**Provided records**
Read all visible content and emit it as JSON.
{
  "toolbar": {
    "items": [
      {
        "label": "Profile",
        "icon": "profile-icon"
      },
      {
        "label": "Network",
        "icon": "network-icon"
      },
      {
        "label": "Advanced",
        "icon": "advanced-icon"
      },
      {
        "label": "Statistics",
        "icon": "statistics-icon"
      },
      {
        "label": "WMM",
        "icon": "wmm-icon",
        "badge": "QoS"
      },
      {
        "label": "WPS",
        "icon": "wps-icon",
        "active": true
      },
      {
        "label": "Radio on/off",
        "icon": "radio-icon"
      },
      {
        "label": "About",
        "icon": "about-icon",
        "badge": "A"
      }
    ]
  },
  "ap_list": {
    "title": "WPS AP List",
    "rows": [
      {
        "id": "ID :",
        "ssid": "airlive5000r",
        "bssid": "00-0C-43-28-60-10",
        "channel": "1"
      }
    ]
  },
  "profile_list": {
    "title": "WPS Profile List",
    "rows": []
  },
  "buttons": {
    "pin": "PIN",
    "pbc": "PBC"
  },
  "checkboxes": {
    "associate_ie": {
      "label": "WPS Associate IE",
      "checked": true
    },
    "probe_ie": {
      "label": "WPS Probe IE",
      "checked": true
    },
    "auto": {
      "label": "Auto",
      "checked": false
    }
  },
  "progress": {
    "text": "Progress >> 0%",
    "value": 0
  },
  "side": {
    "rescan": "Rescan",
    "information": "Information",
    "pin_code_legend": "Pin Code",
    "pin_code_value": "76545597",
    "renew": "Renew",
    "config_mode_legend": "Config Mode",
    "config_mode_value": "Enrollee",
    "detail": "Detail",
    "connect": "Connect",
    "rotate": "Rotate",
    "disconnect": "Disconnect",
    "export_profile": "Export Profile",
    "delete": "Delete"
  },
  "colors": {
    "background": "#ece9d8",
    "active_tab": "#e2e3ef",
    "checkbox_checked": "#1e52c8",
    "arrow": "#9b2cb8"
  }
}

**Task instructions**
Identify the lines above that contain the word "icon", then copy them.

**Exercise answer**
        "icon": "profile-icon"
        "icon": "network-icon"
        "icon": "advanced-icon"
        "icon": "statistics-icon"
        "icon": "wmm-icon",
        "icon": "wps-icon",
        "icon": "radio-icon"
        "icon": "about-icon",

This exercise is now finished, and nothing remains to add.